── TEKS YANG DIBERIKAN ──
Rok Mini vis a vis BBM



Akhir pekan kemarin, seorang teman menanyakan kepada saya perihal persamaan antara rok mini dan Bahan Bakar Minyak (BBM). Berbagai jawaban “liar” pun terlontar dan tak satupun dari kami yang bisa menjawab pertanyaan tesebut. Teman pun akhirnya memberikan jawabannya. Dengan tersenyum dia katakan bahwa antara rok mini dan BBM keduanya sama-sama naik. Rok mini naik dari lutut menuju paha sedangkan BBM naik mencapai batasan di mana subsidi tidak ada lagi sama sekali. Tak ayal jawaban tersebut membuat kami tertawa dan kesal. Tapi setelah saya renungkan, memang benar. Apalagi bila kita kaitkan dengan diskursus yang berkembang mengenai rok mini dan BBM belakangan ini.
Mengurus rok mini
Rok mini muncul ketika ketua DPR Marzuki Alie menghembuskan wacana mengenai akan adanya peraturan yang melarang penggunaan rok mini di DPR RI. Hal ini kemudian memunculkan perdebatan dan menjadi polemik di media massa nasional. Sejalan dengan upaya pelarangan terhadap penggunaan rok mini tersebut, presiden SBY pun dengan sigap membentuk satgas lagi. Kehadiran satgas pemberantasan mafia hukum yang mandul dan identik dengan pencitraan, nampaknya tak menyurutkan langkah presiden untuk terus menelurkan satgas-satgas baru. Kali ini adalah satgas Pencegahan dan Penanganan Pornografi yang dilahirkan dengan Perpres No 25 tahun 2012.
───
── DATA YANG DISEDIAKAN ──
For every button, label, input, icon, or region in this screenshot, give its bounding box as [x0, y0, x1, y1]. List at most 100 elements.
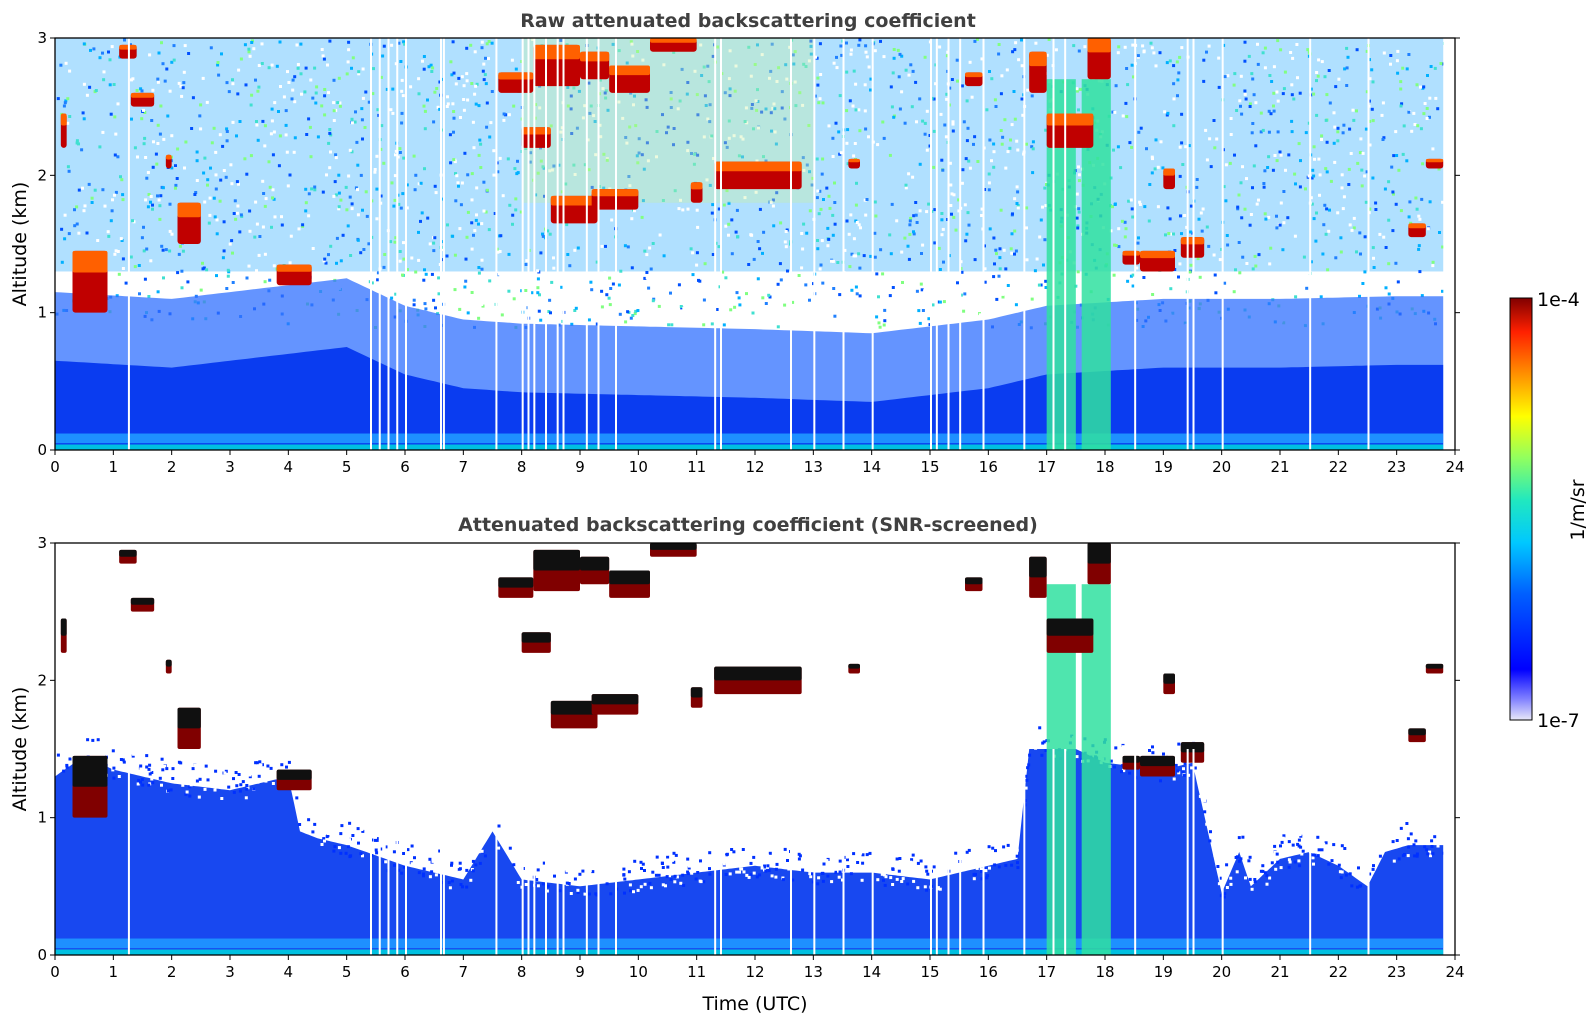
- screened-missing-profile: [1309, 749, 1312, 955]
- raw-cloud-edge: [130, 92, 155, 98]
- screened-missing-profile: [982, 749, 985, 955]
- raw-missing-profile: [1221, 38, 1224, 450]
- x-tick-label: 13: [804, 963, 823, 981]
- x-tick-label: 12: [745, 963, 764, 981]
- screened-missing-profile: [959, 749, 962, 955]
- screened-cloud-core: [714, 666, 802, 681]
- screened-missing-profile: [495, 749, 498, 955]
- screened-cloud-core: [177, 707, 201, 729]
- screened-cloud-core: [690, 687, 703, 698]
- raw-missing-profile: [521, 38, 524, 450]
- raw-missing-profile: [387, 38, 390, 450]
- x-tick-label: 10: [629, 458, 648, 476]
- x-tick-label: 10: [629, 963, 648, 981]
- raw-missing-profile: [1367, 38, 1370, 450]
- raw-missing-profile: [405, 38, 407, 450]
- screened-cloud-core: [1046, 618, 1094, 636]
- x-tick-label: 12: [745, 458, 764, 476]
- screened-missing-profile: [720, 749, 722, 955]
- colorbar-gradient: [1509, 297, 1533, 721]
- raw-missing-profile: [378, 38, 381, 450]
- x-tick-label: 23: [1387, 963, 1406, 981]
- screened-missing-profile: [527, 749, 530, 955]
- screened-missing-profile: [585, 749, 588, 955]
- raw-missing-profile: [370, 38, 372, 450]
- colorbar: 1e-4 1e-7 1/m/sr: [1509, 289, 1589, 732]
- raw-missing-profile: [1052, 38, 1055, 450]
- screened-cloud-core: [550, 700, 598, 715]
- x-tick-label: 24: [1445, 458, 1464, 476]
- screened-missing-profile: [127, 749, 130, 955]
- raw-missing-profile: [495, 38, 498, 450]
- raw-missing-profile: [442, 38, 445, 450]
- x-tick-label: 2: [167, 458, 177, 476]
- y-tick-label: 3: [37, 534, 47, 552]
- x-tick-label: 5: [342, 458, 352, 476]
- screened-missing-profile: [935, 749, 938, 955]
- y-tick-label: 0: [37, 946, 47, 964]
- screened-missing-profile: [615, 749, 617, 955]
- raw-missing-profile: [527, 38, 530, 450]
- x-tick-label: 20: [1212, 963, 1231, 981]
- colorbar-unit-label: 1/m/sr: [1567, 479, 1589, 540]
- x-tick-label: 8: [517, 963, 527, 981]
- y-tick-label: 2: [37, 671, 47, 689]
- raw-cloud-edge: [580, 51, 610, 62]
- screened-missing-profile: [562, 749, 565, 955]
- screened-missing-profile: [790, 749, 792, 955]
- screened-near-surface: [55, 938, 1444, 949]
- raw-missing-profile: [440, 38, 442, 450]
- screened-cloud-core: [609, 570, 650, 585]
- raw-cloud-edge: [165, 154, 172, 160]
- raw-no-data: [1443, 38, 1455, 450]
- y-tick-label: 1: [37, 809, 47, 827]
- raw-missing-profile: [871, 38, 874, 450]
- y-tick-label: 0: [37, 441, 47, 459]
- screened-missing-profile: [387, 749, 390, 955]
- raw-missing-profile: [597, 38, 600, 450]
- panel-raw: Raw attenuated backscattering coefficien…: [9, 10, 1465, 476]
- panel-screened-ylabel: Altitude (km): [9, 687, 31, 812]
- raw-missing-profile: [947, 38, 950, 450]
- raw-near-surface: [55, 433, 1444, 444]
- screened-missing-profile: [1052, 749, 1055, 955]
- raw-missing-profile: [1192, 38, 1195, 450]
- raw-cloud-edge: [498, 72, 534, 80]
- x-tick-label: 11: [687, 458, 706, 476]
- raw-missing-profile: [842, 38, 845, 450]
- x-tick-label: 18: [1095, 458, 1114, 476]
- screened-missing-profile: [597, 749, 600, 955]
- raw-missing-profile: [813, 38, 816, 450]
- screened-missing-profile: [842, 749, 845, 955]
- x-tick-label: 18: [1095, 963, 1114, 981]
- screened-cloud-core: [60, 618, 67, 636]
- screened-cloud-core: [591, 694, 639, 705]
- x-tick-label: 21: [1270, 963, 1289, 981]
- screened-missing-profile: [440, 749, 442, 955]
- raw-cloud-edge: [609, 65, 650, 76]
- x-tick-label: 14: [862, 458, 881, 476]
- raw-missing-profile: [1064, 38, 1067, 450]
- x-tick-label: 21: [1270, 458, 1289, 476]
- screened-cloud-core: [1087, 543, 1111, 564]
- raw-missing-profile: [396, 38, 399, 450]
- screened-cloud-core: [1163, 673, 1175, 684]
- x-tick-label: 6: [400, 963, 410, 981]
- screened-missing-profile: [1186, 749, 1189, 955]
- x-tick-label: 4: [284, 458, 294, 476]
- screened-cloud-core: [650, 543, 697, 550]
- x-tick-label: 14: [862, 963, 881, 981]
- x-tick-label: 4: [284, 963, 294, 981]
- raw-missing-profile: [585, 38, 588, 450]
- x-tick-label: 16: [979, 963, 998, 981]
- y-tick-label: 2: [37, 166, 47, 184]
- panel-screened-plot-area: [55, 543, 1455, 955]
- raw-cloud-edge: [119, 44, 137, 50]
- raw-cloud-edge: [177, 202, 201, 218]
- x-tick-label: 11: [687, 963, 706, 981]
- screened-missing-profile: [405, 749, 407, 955]
- raw-missing-profile: [1186, 38, 1189, 450]
- x-tick-label: 3: [225, 963, 235, 981]
- screened-cloud-core: [130, 597, 155, 605]
- raw-cloud-edge: [1029, 51, 1047, 67]
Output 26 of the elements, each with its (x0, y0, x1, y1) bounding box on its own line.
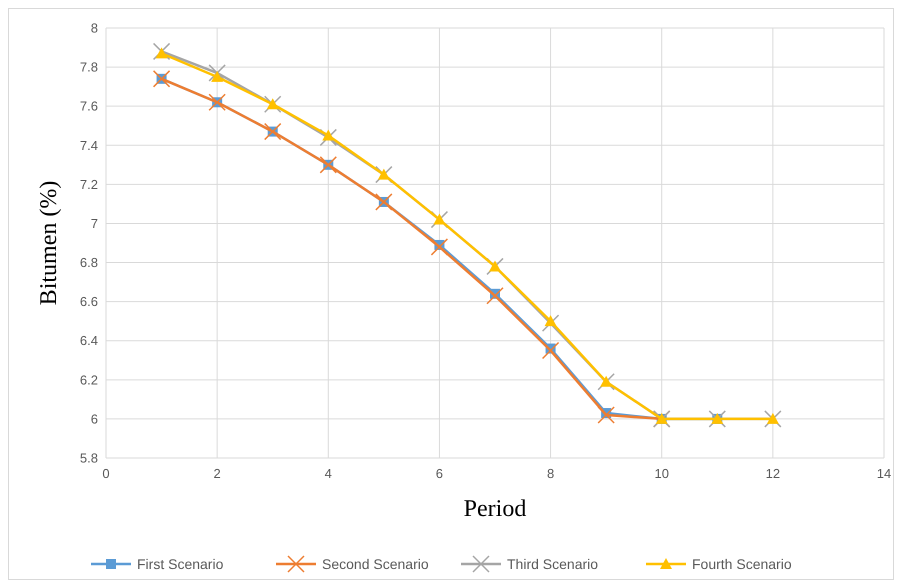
y-tick-label: 7 (90, 216, 98, 231)
y-tick-label: 8 (90, 20, 98, 36)
x-tick-label: 2 (214, 466, 221, 481)
x-tick-label: 12 (766, 466, 780, 481)
legend-label: Second Scenario (322, 556, 429, 572)
x-tick-label: 0 (102, 466, 110, 481)
legend-label: Fourth Scenario (692, 556, 792, 572)
y-tick-label: 7.4 (80, 138, 98, 153)
y-axis-title: Bitumen (%) (36, 180, 62, 306)
y-tick-label: 6.4 (80, 333, 98, 348)
x-tick-label: 14 (876, 466, 892, 481)
y-tick-label: 7.2 (80, 176, 98, 192)
legend-label: First Scenario (137, 556, 224, 572)
x-axis-title: Period (464, 496, 526, 522)
x-tick-label: 10 (654, 466, 669, 481)
x-tick-label: 6 (436, 466, 444, 481)
x-tick-label: 8 (546, 466, 554, 481)
y-tick-label: 6 (90, 411, 98, 426)
y-tick-label: 7.8 (80, 60, 98, 75)
y-tick-label: 6.6 (80, 294, 98, 310)
y-tick-label: 7.6 (80, 98, 98, 114)
y-tick-label: 6.2 (80, 372, 98, 388)
y-tick-label: 6.8 (80, 255, 98, 270)
x-tick-label: 4 (324, 466, 332, 481)
legend-label: Third Scenario (507, 556, 598, 572)
y-tick-label: 5.8 (80, 450, 98, 466)
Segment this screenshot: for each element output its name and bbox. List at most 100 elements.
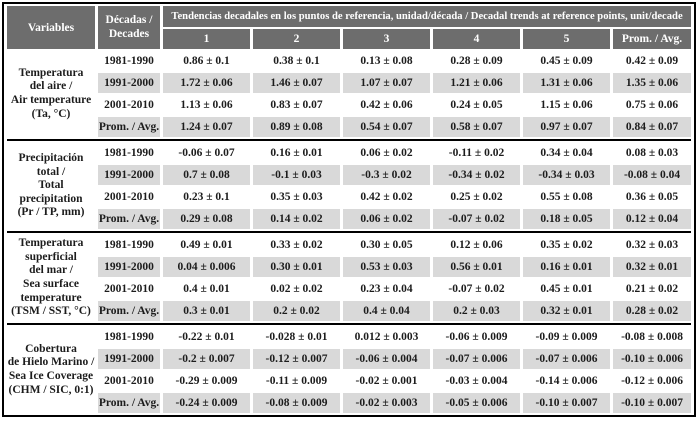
───
**LATIHAN:** Sambung tulisan tentang rok mini dan BBM mulai setelah kalimat terakhir yang tersedia.

**JAWABAN LATIHAN:**
Hal ini tentunya kontraproduktif dengan situasi yang sedang dialami bangsa Indonesia. Di saat korupsi yang melibatkan anggota partai Demokrat merajalela, konflik sosialpun terus terjadi. Kondisi ini diperparah dengan isu BBM yang masih belum menemukan titik terang. Di tengah kesimpang-siuran tersebut, pemerintah malah mengeluarkan kebijakan yang jauh dari esensi permasalahan bangsa.
Sebagaimana diutarakan oleh teman saya, rok mini pada dasarnya memang menemukan evolusinya. Perkembangan rok dari panjang sampai kemudian menjadi pendek (mini) hingga ke-miniannya pun sampai-sampai merangkak naik kepangkal paha. Sejalan dengan fenomena rok tersebut, harga BBM juga berevolusi dari tahun ke tahun, dari presiden yang satu ke presiden lainnya. Bahkan pada masa Soeharto BBM sampai 18 kali mengalami kenaikan.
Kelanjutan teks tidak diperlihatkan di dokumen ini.